[BEGIN Input records]
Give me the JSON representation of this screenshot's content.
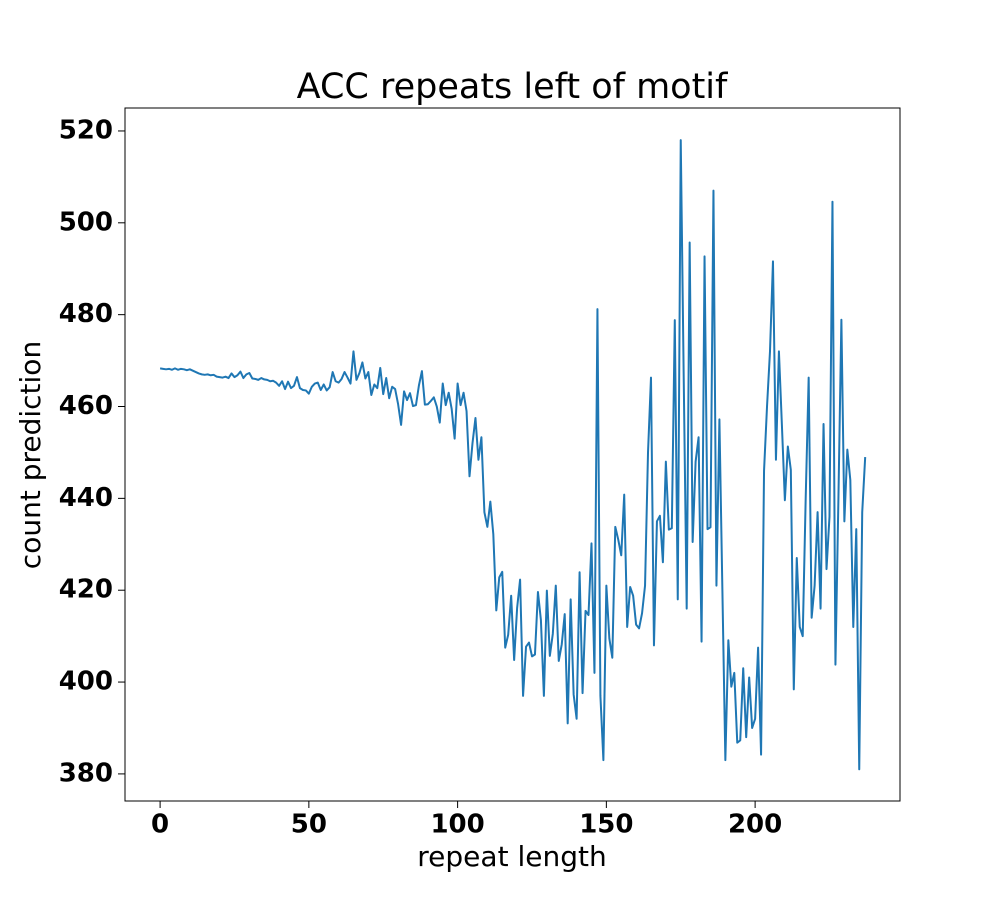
{
  "chart_data": {
    "type": "line",
    "title": "ACC repeats left of motif",
    "xlabel": "repeat length",
    "ylabel": "count prediction",
    "xlim": [
      -11.8,
      248.7
    ],
    "ylim": [
      374.1,
      525.0
    ],
    "xticks": [
      0,
      50,
      100,
      150,
      200
    ],
    "yticks": [
      380,
      400,
      420,
      440,
      460,
      480,
      500,
      520
    ],
    "x": [
      0,
      1,
      2,
      3,
      4,
      5,
      6,
      7,
      8,
      9,
      10,
      11,
      12,
      13,
      14,
      15,
      16,
      17,
      18,
      19,
      20,
      21,
      22,
      23,
      24,
      25,
      26,
      27,
      28,
      29,
      30,
      31,
      32,
      33,
      34,
      35,
      36,
      37,
      38,
      39,
      40,
      41,
      42,
      43,
      44,
      45,
      46,
      47,
      48,
      49,
      50,
      51,
      52,
      53,
      54,
      55,
      56,
      57,
      58,
      59,
      60,
      61,
      62,
      63,
      64,
      65,
      66,
      67,
      68,
      69,
      70,
      71,
      72,
      73,
      74,
      75,
      76,
      77,
      78,
      79,
      80,
      81,
      82,
      83,
      84,
      85,
      86,
      87,
      88,
      89,
      90,
      91,
      92,
      93,
      94,
      95,
      96,
      97,
      98,
      99,
      100,
      101,
      102,
      103,
      104,
      105,
      106,
      107,
      108,
      109,
      110,
      111,
      112,
      113,
      114,
      115,
      116,
      117,
      118,
      119,
      120,
      121,
      122,
      123,
      124,
      125,
      126,
      127,
      128,
      129,
      130,
      131,
      132,
      133,
      134,
      135,
      136,
      137,
      138,
      139,
      140,
      141,
      142,
      143,
      144,
      145,
      146,
      147,
      148,
      149,
      150,
      151,
      152,
      153,
      154,
      155,
      156,
      157,
      158,
      159,
      160,
      161,
      162,
      163,
      164,
      165,
      166,
      167,
      168,
      169,
      170,
      171,
      172,
      173,
      174,
      175,
      176,
      177,
      178,
      179,
      180,
      181,
      182,
      183,
      184,
      185,
      186,
      187,
      188,
      189,
      190,
      191,
      192,
      193,
      194,
      195,
      196,
      197,
      198,
      199,
      200,
      201,
      202,
      203,
      204,
      205,
      206,
      207,
      208,
      209,
      210,
      211,
      212,
      213,
      214,
      215,
      216,
      217,
      218,
      219,
      220,
      221,
      222,
      223,
      224,
      225,
      226,
      227,
      228,
      229,
      230,
      231,
      232,
      233,
      234,
      235,
      236,
      237
    ],
    "series": [
      {
        "name": "count prediction",
        "color": "#1f77b4",
        "values": [
          468.3,
          468.2,
          468.1,
          468.2,
          468.0,
          468.3,
          468.0,
          468.2,
          468.1,
          467.9,
          468.1,
          467.8,
          467.5,
          467.2,
          467.0,
          466.9,
          467.0,
          466.8,
          466.9,
          466.5,
          466.4,
          466.3,
          466.5,
          466.2,
          467.2,
          466.4,
          466.8,
          467.6,
          466.2,
          467.0,
          467.3,
          466.1,
          466.0,
          465.8,
          466.2,
          465.9,
          465.8,
          465.5,
          465.6,
          465.2,
          464.5,
          465.5,
          463.8,
          465.4,
          464.0,
          464.5,
          466.4,
          464.0,
          463.6,
          463.5,
          462.8,
          464.3,
          465.0,
          465.2,
          463.6,
          464.8,
          463.5,
          464.2,
          467.5,
          465.5,
          465.2,
          466.0,
          467.5,
          466.3,
          465.0,
          472.0,
          465.8,
          467.3,
          469.6,
          466.1,
          467.5,
          462.5,
          464.8,
          464.0,
          468.4,
          462.7,
          466.2,
          461.8,
          464.3,
          463.8,
          460.5,
          456.0,
          463.3,
          461.4,
          462.9,
          460.1,
          460.3,
          464.6,
          467.7,
          460.4,
          460.5,
          461.2,
          462.0,
          460.0,
          456.5,
          465.0,
          460.3,
          463.0,
          459.5,
          453.0,
          465.0,
          460.3,
          463.0,
          459.0,
          444.8,
          452.0,
          457.5,
          448.4,
          453.3,
          437.0,
          433.8,
          439.3,
          432.2,
          415.6,
          422.8,
          424.0,
          407.5,
          410.3,
          418.8,
          404.8,
          416.1,
          422.3,
          397.0,
          407.7,
          408.6,
          405.6,
          406.0,
          419.6,
          413.5,
          397.0,
          419.9,
          405.7,
          410.5,
          421.0,
          404.6,
          408.2,
          414.8,
          391.0,
          418.0,
          397.3,
          392.0,
          423.9,
          397.6,
          415.5,
          414.6,
          430.2,
          402.0,
          481.2,
          397.0,
          383.0,
          421.0,
          409.5,
          405.3,
          433.8,
          431.0,
          427.6,
          440.8,
          412.0,
          420.7,
          418.8,
          412.5,
          411.7,
          415.0,
          421.0,
          450.0,
          466.3,
          408.0,
          435.0,
          436.2,
          426.1,
          448.0,
          433.2,
          433.5,
          478.8,
          418.0,
          518.0,
          466.3,
          416.0,
          495.7,
          430.5,
          448.0,
          453.3,
          408.8,
          492.7,
          433.3,
          433.7,
          507.0,
          421.0,
          457.2,
          420.0,
          383.0,
          409.1,
          399.0,
          402.0,
          386.8,
          387.3,
          403.0,
          388.0,
          401.0,
          390.0,
          392.0,
          407.5,
          384.2,
          446.0,
          460.0,
          472.0,
          491.6,
          448.4,
          472.0,
          456.0,
          439.6,
          451.3,
          446.2,
          398.4,
          427.0,
          412.0,
          410.0,
          440.0,
          466.3,
          414.0,
          421.0,
          437.0,
          416.0,
          456.2,
          424.6,
          436.0,
          504.6,
          403.8,
          440.0,
          478.9,
          435.0,
          450.6,
          444.0,
          412.0,
          433.3,
          381.0,
          437.0,
          449.0
        ]
      }
    ]
  }
}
[END Input records]
Check each line of the data above for the word "prediction", then state how many lines have it. Give the number alone.

2